Text block
* start *
THE LAST DITCH An Englishman returned after twenty years abroad blogs about liberty in Britain
Truth, morals and democracy
Two disappointing conversations

Their ideology is envy and their policy is theft

In comfortable, middle-class West London I am surrounded by the smug. The local websites recently erupted in prissy anger, for example, at the notion that the site of a local scrap yard (I am surprised we still have one) is to be redeveloped as apartments. "It's not green" or "it should be social housing", mewl the ninnies, when the truth is that it's their precious house values they fear for. To hell, then, they think (but don't say) with the young people of London, few of whom can aspire to buy a home when the average price is 12 times the average earnings. Let them live like students (or in council housing) for the foreseeable future.

This preachy hypocrisy; this show of being concerned about the greater good when actually being more selfish that would be tenable for anyone driven by the market, is perhaps the most irritating thing about my neighbours. Would that it were the only thing.

All of them are left-wing of course. Even the Conservatives. I briefly rejoined the party I left when Mrs Thatcher was betrayed, only to leave again when I found myself in company with people to the left of any Labour government we have so far endured. Their babbling about identity politics (playing into the hands of the Left in its quest to divide and rule) was bad enough, but the final straw was to hear them talk about rent controls and caps on the sale price of land for development. What is the point of a Conservative Party that neither respects equality before the law (the basis of justice), nor private property (the basis of economic civilisation) nor presses for a freer market (the basis of prosperity) at every opportunity? If you think the state knows better then join the Labour Party, which at least is honest about it. Its members are economically-illiterate and ethically deficient, but they are not hypocrites.

I would rather drink with a man or woman who tells me openly that they would seize ownership of private schools (socialism) than with someone who would leave them in private hands but direct their use to state ends (fascism, and now – apparently – Toryism). Both are Socialists. Both are wicked and wrong but at least the Labourites are not hypocrites (except of course when they send their own children to private schools). Once they know you are their ideological enemy, they are actually refreshingly open in their hatreds and very clear about wanting to use state violence on you.
* end *
Things to do
1. Can you write out the part of the blog post on West London neighbors starting with "Their ideology is" and going on through "the foreseeable future."?
2. Could you pick up the blog post on West London neighbors after its last sentence and carry it further?

Extracted material
* start *
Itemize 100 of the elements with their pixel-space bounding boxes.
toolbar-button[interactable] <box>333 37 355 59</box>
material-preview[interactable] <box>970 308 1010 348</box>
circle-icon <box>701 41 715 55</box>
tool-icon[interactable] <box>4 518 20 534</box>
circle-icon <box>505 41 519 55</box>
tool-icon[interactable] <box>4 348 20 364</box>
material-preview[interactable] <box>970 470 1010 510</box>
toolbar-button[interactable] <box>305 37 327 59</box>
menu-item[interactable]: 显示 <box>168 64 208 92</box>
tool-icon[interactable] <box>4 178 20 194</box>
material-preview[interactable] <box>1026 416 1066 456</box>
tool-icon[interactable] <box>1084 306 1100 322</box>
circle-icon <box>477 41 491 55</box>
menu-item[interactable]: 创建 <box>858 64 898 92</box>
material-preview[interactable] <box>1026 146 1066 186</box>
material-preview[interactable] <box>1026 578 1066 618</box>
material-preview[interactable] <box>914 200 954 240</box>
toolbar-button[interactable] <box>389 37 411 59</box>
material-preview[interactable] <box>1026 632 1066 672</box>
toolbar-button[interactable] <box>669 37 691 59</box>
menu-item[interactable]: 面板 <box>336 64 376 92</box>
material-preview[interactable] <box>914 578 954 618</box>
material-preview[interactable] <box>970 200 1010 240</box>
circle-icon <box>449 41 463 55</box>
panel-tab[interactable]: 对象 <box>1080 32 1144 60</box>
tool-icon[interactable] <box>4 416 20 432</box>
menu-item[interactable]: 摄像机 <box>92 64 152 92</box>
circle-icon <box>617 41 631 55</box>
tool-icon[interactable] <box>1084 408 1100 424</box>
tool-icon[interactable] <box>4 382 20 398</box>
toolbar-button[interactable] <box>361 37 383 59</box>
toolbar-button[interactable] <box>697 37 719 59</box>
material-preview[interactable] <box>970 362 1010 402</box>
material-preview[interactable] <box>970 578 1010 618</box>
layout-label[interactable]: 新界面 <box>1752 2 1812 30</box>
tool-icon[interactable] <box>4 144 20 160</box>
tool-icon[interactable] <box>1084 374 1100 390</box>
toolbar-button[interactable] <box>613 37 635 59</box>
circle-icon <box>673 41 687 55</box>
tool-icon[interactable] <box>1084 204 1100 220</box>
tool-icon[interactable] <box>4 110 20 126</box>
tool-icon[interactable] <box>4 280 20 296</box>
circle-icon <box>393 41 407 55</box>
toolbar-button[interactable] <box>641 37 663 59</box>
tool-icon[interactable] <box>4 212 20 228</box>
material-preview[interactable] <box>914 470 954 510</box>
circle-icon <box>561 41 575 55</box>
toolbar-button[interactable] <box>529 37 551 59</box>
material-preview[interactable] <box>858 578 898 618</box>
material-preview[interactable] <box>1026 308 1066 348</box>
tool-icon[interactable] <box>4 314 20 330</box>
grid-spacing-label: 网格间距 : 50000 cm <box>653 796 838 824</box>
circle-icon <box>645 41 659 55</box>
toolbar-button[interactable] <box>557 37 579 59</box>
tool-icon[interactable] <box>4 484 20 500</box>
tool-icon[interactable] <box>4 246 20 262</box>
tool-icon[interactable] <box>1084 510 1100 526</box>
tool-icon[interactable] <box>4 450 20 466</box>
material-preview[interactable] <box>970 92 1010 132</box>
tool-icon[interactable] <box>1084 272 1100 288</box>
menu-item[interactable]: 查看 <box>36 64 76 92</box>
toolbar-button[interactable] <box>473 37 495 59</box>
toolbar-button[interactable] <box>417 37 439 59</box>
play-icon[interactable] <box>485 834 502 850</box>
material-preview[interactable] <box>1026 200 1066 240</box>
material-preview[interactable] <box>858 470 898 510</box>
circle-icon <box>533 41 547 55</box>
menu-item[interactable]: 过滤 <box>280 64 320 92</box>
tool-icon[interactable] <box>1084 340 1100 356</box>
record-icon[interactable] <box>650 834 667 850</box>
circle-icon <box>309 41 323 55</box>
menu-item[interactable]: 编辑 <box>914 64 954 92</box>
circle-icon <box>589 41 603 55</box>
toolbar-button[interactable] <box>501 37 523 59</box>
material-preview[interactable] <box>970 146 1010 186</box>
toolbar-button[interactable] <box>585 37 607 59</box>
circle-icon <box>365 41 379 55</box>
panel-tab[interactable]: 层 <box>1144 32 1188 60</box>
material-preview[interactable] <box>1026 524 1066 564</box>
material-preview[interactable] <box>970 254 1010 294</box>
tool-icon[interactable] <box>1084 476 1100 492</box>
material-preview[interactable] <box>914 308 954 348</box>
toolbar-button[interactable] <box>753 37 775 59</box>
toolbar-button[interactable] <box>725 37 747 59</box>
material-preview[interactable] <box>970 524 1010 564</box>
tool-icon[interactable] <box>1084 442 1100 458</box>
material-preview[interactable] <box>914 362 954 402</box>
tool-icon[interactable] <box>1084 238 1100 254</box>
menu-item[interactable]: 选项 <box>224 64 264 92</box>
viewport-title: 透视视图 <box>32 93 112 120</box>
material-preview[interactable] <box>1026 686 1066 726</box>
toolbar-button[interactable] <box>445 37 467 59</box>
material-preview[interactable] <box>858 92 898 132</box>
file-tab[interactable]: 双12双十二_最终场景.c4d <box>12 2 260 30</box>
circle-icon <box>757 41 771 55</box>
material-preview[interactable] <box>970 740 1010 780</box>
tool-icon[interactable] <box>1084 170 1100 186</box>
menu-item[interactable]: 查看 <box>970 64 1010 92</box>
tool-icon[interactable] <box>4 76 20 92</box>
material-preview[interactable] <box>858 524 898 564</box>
* end *
Task results
1.
Their ideology is envy and their policy is theft

In comfortable, middle-class West London I am surrounded by the smug. The local websites recently erupted in prissy anger, for example, at the notion that the site of a local scrap yard (I am surprised we still have one) is to be redeveloped as apartments. "It's not green" or "it should be social housing", mewl the ninnies, when the truth is that it's their precious house values they fear for. To hell, then, they think (but don't say) with the young people of London, few of whom can aspire to buy a home when the average price is 12 times the average earnings. Let them live like students (or in council housing) for the foreseeable future.

2.
I am engaged to be married and the next Mrs P elect finds it embarrassing when I kick off at parties about politics. She may have a point. My smug, bourgeois, lefty pals like to use me as entertainment by bringing over naive Corbynites and introducing me as being "to the right of Ghengis Khan". Though Ghengis was far to the left of me economically and far to the right of me socially, I play along. I do so mainly for the delight of telling them to their faces – at least once – the truths our polite society conceals.

They think themselves morally superior when in truth their ideology is nothing but envy and their policy is nothing but theft. They preen, strut and talk of their "values" when they have no solution to any problem other than to seize by main force the product of others work. In their quasi-religious zeal they love to hate heretics too. You can see in their eyes just how much they want to punish you for your refusal to see their puffed-up banditry as kindness and their emotional venom as love.

I particularly enjoy being introduced, as I was at a friend's birthday party recently, to a lifelong denizen of the public sector. Oh how she disdained my life of wealth-creation; earning only from contracts freely entered into by clients with many other choices. How ethically-superior she considered her own life of "public service", unsullied by the vile word "profit". How horrified she was when I explained that my conscience would never allow me to sleep easily if I were in her shoes. If every penny I had ever received had been taken by state violence from productive fellow-citizens, I would be ashamed. Why wasn't she? The look in her eyes was a delight. Burning hatred replaced the initial shock and after calling me a fascist (though I could scarcely be further from that and though she is far closer to it) off she went to rebuke our hostess for inviting so vile a guest. 

In fairness, she was brought over by a fell0w-Labourite specifically for this treatment. He found it entertaining. I shall die proud knowing that she, and a bunch of other such ethical degenerates, heard the truth at least once in their parasitical lives. But for the comfort of my fiancee I shall have to eschew such pleasures in future – except here of course, where sadly few of them are likely to venture.

Gentle readers, please take up the torch.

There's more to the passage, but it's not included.